- Data excerpts

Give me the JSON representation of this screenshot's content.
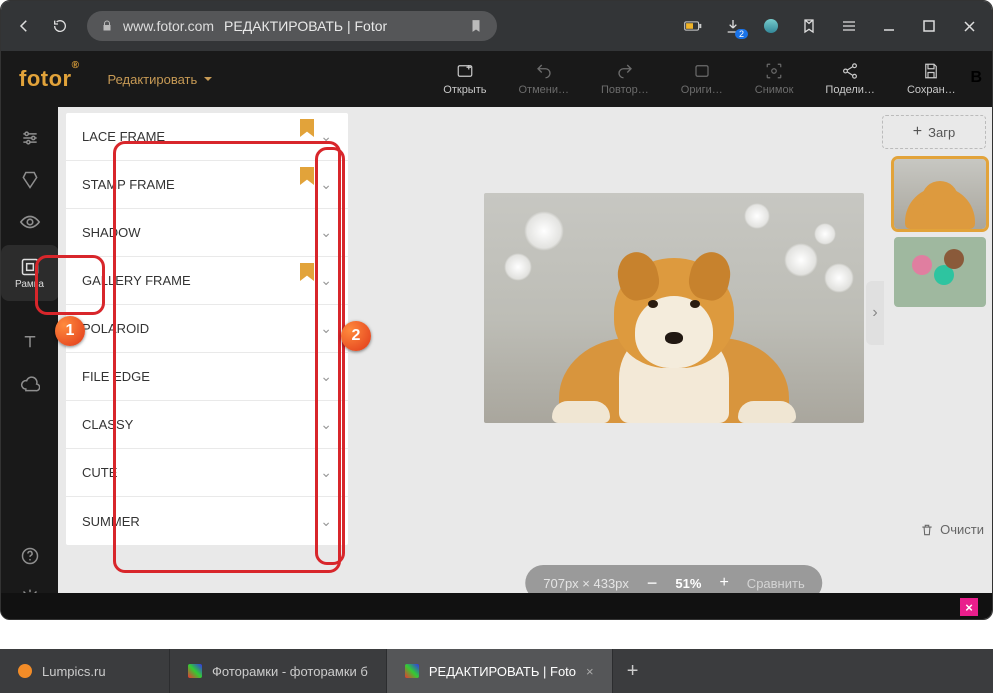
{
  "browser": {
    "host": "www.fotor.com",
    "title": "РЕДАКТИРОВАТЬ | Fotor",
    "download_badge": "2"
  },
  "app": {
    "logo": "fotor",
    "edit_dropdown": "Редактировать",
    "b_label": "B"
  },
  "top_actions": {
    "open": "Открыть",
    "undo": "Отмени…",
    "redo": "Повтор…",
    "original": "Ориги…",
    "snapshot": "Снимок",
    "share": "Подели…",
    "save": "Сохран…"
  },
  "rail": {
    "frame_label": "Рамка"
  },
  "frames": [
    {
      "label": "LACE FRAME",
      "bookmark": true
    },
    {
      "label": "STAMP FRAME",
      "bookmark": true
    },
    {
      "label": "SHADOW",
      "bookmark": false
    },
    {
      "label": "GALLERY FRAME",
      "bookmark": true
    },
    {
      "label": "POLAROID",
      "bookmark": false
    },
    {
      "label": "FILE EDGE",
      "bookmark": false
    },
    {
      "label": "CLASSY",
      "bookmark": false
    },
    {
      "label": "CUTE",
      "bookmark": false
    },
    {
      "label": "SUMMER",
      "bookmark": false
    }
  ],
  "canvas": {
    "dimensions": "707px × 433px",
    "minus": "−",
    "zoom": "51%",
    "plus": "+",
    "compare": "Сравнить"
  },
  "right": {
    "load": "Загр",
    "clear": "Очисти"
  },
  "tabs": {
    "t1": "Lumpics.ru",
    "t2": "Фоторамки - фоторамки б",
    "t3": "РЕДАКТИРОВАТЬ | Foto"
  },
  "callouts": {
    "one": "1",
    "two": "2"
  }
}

- What is expected
Without the pictures, print the records in full, exactly as they appear.

- Solution to this task
Give me the JSON representation of this screenshot's content.
{
  "browser": {
    "host": "www.fotor.com",
    "title": "РЕДАКТИРОВАТЬ | Fotor",
    "download_badge": "2"
  },
  "app": {
    "logo": "fotor",
    "edit_dropdown": "Редактировать",
    "b_label": "B"
  },
  "top_actions": {
    "open": "Открыть",
    "undo": "Отмени…",
    "redo": "Повтор…",
    "original": "Ориги…",
    "snapshot": "Снимок",
    "share": "Подели…",
    "save": "Сохран…"
  },
  "rail": {
    "frame_label": "Рамка"
  },
  "frames": [
    {
      "label": "LACE FRAME",
      "bookmark": true
    },
    {
      "label": "STAMP FRAME",
      "bookmark": true
    },
    {
      "label": "SHADOW",
      "bookmark": false
    },
    {
      "label": "GALLERY FRAME",
      "bookmark": true
    },
    {
      "label": "POLAROID",
      "bookmark": false
    },
    {
      "label": "FILE EDGE",
      "bookmark": false
    },
    {
      "label": "CLASSY",
      "bookmark": false
    },
    {
      "label": "CUTE",
      "bookmark": false
    },
    {
      "label": "SUMMER",
      "bookmark": false
    }
  ],
  "canvas": {
    "dimensions": "707px × 433px",
    "minus": "−",
    "zoom": "51%",
    "plus": "+",
    "compare": "Сравнить"
  },
  "right": {
    "load": "Загр",
    "clear": "Очисти"
  },
  "tabs": {
    "t1": "Lumpics.ru",
    "t2": "Фоторамки - фоторамки б",
    "t3": "РЕДАКТИРОВАТЬ | Foto"
  },
  "callouts": {
    "one": "1",
    "two": "2"
  }
}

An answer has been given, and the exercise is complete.